— Data shown —
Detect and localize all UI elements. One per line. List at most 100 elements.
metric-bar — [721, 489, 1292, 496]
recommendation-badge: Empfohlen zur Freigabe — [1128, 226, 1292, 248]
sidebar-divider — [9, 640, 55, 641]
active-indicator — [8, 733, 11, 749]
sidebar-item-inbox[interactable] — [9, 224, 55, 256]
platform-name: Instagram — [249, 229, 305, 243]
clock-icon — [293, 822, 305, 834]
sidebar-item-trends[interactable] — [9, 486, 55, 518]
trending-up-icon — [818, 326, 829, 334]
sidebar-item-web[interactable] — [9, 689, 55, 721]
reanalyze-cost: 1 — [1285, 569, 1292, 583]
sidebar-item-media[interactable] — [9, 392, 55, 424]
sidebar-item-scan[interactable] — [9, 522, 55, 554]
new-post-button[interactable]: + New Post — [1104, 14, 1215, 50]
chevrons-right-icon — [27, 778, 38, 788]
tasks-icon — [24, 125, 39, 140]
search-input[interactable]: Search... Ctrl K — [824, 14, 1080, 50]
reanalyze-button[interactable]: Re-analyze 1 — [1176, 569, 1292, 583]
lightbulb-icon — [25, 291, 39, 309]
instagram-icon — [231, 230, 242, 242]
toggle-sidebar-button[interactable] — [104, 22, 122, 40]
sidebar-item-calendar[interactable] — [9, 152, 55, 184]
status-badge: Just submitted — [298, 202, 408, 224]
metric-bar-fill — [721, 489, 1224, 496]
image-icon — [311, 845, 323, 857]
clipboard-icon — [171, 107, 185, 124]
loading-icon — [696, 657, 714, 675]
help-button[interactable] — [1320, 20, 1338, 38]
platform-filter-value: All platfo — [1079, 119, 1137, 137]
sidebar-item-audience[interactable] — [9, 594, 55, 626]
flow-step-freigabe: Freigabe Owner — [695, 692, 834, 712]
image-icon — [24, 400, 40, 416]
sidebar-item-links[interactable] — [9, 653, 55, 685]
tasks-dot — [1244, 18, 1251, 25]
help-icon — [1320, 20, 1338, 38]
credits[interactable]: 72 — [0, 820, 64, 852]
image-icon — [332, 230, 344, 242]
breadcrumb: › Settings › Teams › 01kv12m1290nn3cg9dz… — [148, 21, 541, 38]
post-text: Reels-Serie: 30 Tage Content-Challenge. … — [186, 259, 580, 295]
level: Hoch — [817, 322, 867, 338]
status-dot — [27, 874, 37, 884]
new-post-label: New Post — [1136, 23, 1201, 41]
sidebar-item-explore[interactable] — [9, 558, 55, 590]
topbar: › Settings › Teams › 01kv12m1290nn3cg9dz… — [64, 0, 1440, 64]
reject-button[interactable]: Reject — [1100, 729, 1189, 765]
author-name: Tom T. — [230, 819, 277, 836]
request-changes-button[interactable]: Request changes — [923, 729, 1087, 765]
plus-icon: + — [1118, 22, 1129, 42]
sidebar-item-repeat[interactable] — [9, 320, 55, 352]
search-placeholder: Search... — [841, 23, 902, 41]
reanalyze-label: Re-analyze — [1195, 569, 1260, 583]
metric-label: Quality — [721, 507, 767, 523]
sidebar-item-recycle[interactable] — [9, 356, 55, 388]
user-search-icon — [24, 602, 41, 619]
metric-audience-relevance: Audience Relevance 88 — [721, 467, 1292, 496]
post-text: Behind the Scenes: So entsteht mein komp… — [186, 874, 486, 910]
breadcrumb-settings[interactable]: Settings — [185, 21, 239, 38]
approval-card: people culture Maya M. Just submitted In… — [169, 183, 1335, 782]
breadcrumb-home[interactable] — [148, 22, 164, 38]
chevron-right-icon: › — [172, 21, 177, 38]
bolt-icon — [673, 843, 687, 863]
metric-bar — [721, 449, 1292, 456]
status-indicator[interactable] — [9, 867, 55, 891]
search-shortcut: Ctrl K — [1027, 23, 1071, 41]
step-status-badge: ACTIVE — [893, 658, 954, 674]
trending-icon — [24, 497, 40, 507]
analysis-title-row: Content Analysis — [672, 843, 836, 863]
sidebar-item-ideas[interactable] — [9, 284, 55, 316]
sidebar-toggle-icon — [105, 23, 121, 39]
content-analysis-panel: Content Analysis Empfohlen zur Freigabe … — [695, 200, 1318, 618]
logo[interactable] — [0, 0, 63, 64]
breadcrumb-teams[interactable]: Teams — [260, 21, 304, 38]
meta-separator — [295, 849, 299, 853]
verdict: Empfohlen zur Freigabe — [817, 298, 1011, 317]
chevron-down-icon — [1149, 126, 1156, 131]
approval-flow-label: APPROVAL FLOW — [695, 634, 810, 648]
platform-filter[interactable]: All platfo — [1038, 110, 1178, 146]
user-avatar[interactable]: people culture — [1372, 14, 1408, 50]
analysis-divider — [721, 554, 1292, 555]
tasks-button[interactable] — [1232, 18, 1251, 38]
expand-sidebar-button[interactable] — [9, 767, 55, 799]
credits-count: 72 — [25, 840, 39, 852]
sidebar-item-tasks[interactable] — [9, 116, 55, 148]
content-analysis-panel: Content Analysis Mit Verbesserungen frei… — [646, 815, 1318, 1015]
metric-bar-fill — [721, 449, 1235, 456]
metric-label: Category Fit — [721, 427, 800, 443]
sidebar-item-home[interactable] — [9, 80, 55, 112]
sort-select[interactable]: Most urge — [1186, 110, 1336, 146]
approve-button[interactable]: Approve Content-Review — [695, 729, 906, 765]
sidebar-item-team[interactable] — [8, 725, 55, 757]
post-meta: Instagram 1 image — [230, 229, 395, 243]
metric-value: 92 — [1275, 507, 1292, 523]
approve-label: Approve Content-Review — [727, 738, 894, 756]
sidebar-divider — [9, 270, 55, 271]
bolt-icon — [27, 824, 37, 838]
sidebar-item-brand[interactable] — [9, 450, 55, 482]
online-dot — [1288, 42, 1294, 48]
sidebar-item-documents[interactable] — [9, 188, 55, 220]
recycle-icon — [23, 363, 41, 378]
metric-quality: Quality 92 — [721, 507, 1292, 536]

— Set task —
Copy out all of the data above line for line, changing nothing.

— Completed exercise —
Detect and localize all UI elements. One per line. List at most 100 elements.
metric-bar — [721, 489, 1292, 496]
recommendation-badge: Empfohlen zur Freigabe — [1128, 226, 1292, 248]
sidebar-divider — [9, 640, 55, 641]
active-indicator — [8, 733, 11, 749]
sidebar-item-inbox[interactable] — [9, 224, 55, 256]
platform-name: Instagram — [249, 229, 305, 243]
clock-icon — [293, 822, 305, 834]
sidebar-item-trends[interactable] — [9, 486, 55, 518]
trending-up-icon — [818, 326, 829, 334]
sidebar-item-web[interactable] — [9, 689, 55, 721]
reanalyze-cost: 1 — [1285, 569, 1292, 583]
sidebar-item-media[interactable] — [9, 392, 55, 424]
sidebar-item-scan[interactable] — [9, 522, 55, 554]
new-post-button[interactable]: + New Post — [1104, 14, 1215, 50]
chevrons-right-icon — [27, 778, 38, 788]
tasks-icon — [24, 125, 39, 140]
search-input[interactable]: Search... Ctrl K — [824, 14, 1080, 50]
reanalyze-button[interactable]: Re-analyze 1 — [1176, 569, 1292, 583]
lightbulb-icon — [25, 291, 39, 309]
instagram-icon — [231, 230, 242, 242]
toggle-sidebar-button[interactable] — [104, 22, 122, 40]
sidebar-item-calendar[interactable] — [9, 152, 55, 184]
status-badge: Just submitted — [298, 202, 408, 224]
metric-bar-fill — [721, 489, 1224, 496]
image-icon — [311, 845, 323, 857]
clipboard-icon — [171, 107, 185, 124]
loading-icon — [696, 657, 714, 675]
help-button[interactable] — [1320, 20, 1338, 38]
platform-filter-value: All platfo — [1079, 119, 1137, 137]
sidebar-item-audience[interactable] — [9, 594, 55, 626]
flow-step-freigabe: Freigabe Owner — [695, 692, 834, 712]
image-icon — [24, 400, 40, 416]
sidebar-item-links[interactable] — [9, 653, 55, 685]
tasks-dot — [1244, 18, 1251, 25]
help-icon — [1320, 20, 1338, 38]
credits[interactable]: 72 — [0, 820, 64, 852]
image-icon — [332, 230, 344, 242]
breadcrumb: › Settings › Teams › 01kv12m1290nn3cg9dz… — [148, 21, 541, 38]
post-text: Reels-Serie: 30 Tage Content-Challenge. … — [186, 259, 580, 295]
level: Hoch — [817, 322, 867, 338]
status-dot — [27, 874, 37, 884]
new-post-label: New Post — [1136, 23, 1201, 41]
sidebar-item-explore[interactable] — [9, 558, 55, 590]
topbar: › Settings › Teams › 01kv12m1290nn3cg9dz… — [64, 0, 1440, 64]
reject-button[interactable]: Reject — [1100, 729, 1189, 765]
author-name: Tom T. — [230, 819, 277, 836]
request-changes-button[interactable]: Request changes — [923, 729, 1087, 765]
plus-icon: + — [1118, 22, 1129, 42]
sidebar-item-repeat[interactable] — [9, 320, 55, 352]
search-placeholder: Search... — [841, 23, 902, 41]
reanalyze-label: Re-analyze — [1195, 569, 1260, 583]
metric-label: Quality — [721, 507, 767, 523]
sidebar-item-recycle[interactable] — [9, 356, 55, 388]
user-search-icon — [24, 602, 41, 619]
metric-audience-relevance: Audience Relevance 88 — [721, 467, 1292, 496]
post-text: Behind the Scenes: So entsteht mein komp… — [186, 874, 486, 910]
breadcrumb-settings[interactable]: Settings — [185, 21, 239, 38]
approval-card: people culture Maya M. Just submitted In… — [169, 183, 1335, 782]
breadcrumb-home[interactable] — [148, 22, 164, 38]
chevron-right-icon: › — [172, 21, 177, 38]
bolt-icon — [673, 843, 687, 863]
metric-bar — [721, 449, 1292, 456]
status-indicator[interactable] — [9, 867, 55, 891]
search-shortcut: Ctrl K — [1027, 23, 1071, 41]
step-status-badge: ACTIVE — [893, 658, 954, 674]
trending-icon — [24, 497, 40, 507]
analysis-title-row: Content Analysis — [672, 843, 836, 863]
sidebar-item-ideas[interactable] — [9, 284, 55, 316]
sidebar-toggle-icon — [105, 23, 121, 39]
content-analysis-panel: Content Analysis Empfohlen zur Freigabe … — [695, 200, 1318, 618]
logo[interactable] — [0, 0, 63, 64]
breadcrumb-teams[interactable]: Teams — [260, 21, 304, 38]
meta-separator — [295, 849, 299, 853]
verdict: Empfohlen zur Freigabe — [817, 298, 1011, 317]
chevron-down-icon — [1149, 126, 1156, 131]
approval-flow-label: APPROVAL FLOW — [695, 634, 810, 648]
platform-filter[interactable]: All platfo — [1038, 110, 1178, 146]
user-avatar[interactable]: people culture — [1372, 14, 1408, 50]
analysis-divider — [721, 554, 1292, 555]
tasks-button[interactable] — [1232, 18, 1251, 38]
expand-sidebar-button[interactable] — [9, 767, 55, 799]
credits-count: 72 — [25, 840, 39, 852]
sidebar-item-tasks[interactable] — [9, 116, 55, 148]
content-analysis-panel: Content Analysis Mit Verbesserungen frei… — [646, 815, 1318, 1015]
metric-bar-fill — [721, 449, 1235, 456]
metric-label: Category Fit — [721, 427, 800, 443]
sidebar-item-home[interactable] — [9, 80, 55, 112]
sort-select[interactable]: Most urge — [1186, 110, 1336, 146]
approve-button[interactable]: Approve Content-Review — [695, 729, 906, 765]
sidebar-item-team[interactable] — [8, 725, 55, 757]
post-meta: Instagram 1 image — [230, 229, 395, 243]
metric-value: 92 — [1275, 507, 1292, 523]
approve-label: Approve Content-Review — [727, 738, 894, 756]
sidebar-divider — [9, 270, 55, 271]
bolt-icon — [27, 824, 37, 838]
sidebar-item-brand[interactable] — [9, 450, 55, 482]
online-dot — [1288, 42, 1294, 48]
sidebar-item-documents[interactable] — [9, 188, 55, 220]
recycle-icon — [23, 363, 41, 378]
metric-quality: Quality 92 — [721, 507, 1292, 536]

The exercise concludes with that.